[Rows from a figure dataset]

+ + +

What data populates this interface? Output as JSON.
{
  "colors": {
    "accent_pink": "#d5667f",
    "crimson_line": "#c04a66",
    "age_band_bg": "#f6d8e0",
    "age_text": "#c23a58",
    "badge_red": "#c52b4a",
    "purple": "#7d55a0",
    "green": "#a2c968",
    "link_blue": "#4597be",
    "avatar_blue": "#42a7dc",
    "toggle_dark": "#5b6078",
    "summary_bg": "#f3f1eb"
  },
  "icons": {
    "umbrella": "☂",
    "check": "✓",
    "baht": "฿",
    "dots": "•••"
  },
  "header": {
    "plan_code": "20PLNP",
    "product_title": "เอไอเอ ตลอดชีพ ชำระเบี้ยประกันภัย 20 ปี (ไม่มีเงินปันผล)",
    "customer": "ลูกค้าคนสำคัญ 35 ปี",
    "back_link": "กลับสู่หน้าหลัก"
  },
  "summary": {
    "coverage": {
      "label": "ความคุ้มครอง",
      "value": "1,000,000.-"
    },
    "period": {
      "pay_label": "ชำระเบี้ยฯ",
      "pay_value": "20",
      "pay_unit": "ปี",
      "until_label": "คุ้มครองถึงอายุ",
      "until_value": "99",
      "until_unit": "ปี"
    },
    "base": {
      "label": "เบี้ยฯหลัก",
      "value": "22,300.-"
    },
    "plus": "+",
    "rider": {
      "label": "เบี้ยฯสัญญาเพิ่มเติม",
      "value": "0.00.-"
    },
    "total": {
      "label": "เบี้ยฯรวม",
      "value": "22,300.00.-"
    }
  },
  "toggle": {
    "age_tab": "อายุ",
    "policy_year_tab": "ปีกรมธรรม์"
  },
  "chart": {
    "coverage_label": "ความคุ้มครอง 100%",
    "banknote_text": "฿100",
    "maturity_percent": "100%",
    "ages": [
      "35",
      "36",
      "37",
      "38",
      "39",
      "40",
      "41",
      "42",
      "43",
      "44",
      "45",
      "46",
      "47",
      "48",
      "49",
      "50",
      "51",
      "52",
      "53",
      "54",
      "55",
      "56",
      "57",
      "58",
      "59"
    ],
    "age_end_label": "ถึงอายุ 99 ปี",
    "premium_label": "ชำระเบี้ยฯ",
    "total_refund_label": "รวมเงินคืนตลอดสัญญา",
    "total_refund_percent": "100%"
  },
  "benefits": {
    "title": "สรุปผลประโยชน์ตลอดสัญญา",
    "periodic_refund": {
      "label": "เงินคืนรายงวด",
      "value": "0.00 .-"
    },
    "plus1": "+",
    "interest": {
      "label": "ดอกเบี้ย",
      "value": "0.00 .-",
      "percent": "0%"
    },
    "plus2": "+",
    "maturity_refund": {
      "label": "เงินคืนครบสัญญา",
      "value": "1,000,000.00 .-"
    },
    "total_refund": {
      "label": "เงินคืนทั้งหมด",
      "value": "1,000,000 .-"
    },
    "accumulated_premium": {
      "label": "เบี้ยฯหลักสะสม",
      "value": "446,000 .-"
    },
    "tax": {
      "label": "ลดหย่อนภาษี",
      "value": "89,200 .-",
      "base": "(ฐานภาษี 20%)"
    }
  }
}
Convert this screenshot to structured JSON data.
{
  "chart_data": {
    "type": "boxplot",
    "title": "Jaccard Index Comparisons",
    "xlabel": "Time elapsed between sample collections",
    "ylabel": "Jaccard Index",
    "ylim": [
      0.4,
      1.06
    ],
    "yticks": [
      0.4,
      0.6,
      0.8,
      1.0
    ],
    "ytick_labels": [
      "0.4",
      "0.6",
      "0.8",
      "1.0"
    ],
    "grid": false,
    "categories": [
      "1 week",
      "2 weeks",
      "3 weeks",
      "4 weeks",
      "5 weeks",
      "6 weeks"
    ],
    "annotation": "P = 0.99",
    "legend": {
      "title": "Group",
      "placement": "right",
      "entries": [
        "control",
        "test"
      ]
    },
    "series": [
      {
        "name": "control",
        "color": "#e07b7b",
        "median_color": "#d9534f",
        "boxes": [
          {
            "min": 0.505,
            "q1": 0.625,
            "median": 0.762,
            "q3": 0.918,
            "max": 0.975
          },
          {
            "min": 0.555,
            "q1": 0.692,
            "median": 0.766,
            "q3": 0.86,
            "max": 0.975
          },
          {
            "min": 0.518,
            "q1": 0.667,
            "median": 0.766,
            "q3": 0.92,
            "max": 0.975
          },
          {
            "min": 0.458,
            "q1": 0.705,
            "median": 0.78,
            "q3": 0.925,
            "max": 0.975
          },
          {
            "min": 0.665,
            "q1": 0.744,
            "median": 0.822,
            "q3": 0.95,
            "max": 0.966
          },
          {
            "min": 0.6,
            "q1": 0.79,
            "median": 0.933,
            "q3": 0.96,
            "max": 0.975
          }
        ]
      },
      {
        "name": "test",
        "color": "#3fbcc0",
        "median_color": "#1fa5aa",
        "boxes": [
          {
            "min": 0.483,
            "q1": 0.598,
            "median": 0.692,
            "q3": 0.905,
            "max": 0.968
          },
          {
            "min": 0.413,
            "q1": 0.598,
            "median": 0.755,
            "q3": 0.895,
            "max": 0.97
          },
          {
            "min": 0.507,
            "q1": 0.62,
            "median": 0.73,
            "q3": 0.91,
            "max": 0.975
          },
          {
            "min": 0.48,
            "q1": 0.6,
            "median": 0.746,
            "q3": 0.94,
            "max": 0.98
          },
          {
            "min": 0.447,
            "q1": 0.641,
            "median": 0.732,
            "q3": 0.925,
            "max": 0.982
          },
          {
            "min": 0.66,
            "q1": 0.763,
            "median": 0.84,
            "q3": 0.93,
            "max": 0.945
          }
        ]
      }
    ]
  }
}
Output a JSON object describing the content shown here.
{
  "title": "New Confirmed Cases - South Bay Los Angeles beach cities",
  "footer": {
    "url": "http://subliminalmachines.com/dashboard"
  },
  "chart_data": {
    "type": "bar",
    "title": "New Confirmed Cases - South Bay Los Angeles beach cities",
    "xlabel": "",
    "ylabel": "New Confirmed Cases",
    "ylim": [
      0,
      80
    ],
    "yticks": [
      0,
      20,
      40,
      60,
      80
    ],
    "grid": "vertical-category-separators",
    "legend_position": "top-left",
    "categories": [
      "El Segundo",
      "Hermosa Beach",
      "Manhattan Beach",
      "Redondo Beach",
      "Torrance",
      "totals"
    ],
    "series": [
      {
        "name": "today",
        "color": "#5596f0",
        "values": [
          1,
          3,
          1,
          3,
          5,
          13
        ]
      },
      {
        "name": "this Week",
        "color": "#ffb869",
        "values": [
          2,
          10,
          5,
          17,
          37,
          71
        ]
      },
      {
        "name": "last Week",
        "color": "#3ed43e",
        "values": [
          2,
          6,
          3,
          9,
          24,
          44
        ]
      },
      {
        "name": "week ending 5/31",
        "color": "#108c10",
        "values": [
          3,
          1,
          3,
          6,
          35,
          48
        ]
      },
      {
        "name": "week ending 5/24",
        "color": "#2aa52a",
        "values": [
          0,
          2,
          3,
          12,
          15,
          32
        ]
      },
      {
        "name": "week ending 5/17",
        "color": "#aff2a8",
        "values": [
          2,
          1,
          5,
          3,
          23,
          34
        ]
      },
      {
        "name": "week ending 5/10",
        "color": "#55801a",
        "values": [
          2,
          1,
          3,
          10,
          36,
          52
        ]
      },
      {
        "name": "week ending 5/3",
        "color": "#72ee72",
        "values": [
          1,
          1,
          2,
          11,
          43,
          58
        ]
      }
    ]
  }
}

+ + +

From the data, pick out every line that includes "JSON".

**OUTPUT FOR THIS TASK:**
What data populates this interface? Output as JSON.
Convert this screenshot to structured JSON data.
Output a JSON object describing the content shown here.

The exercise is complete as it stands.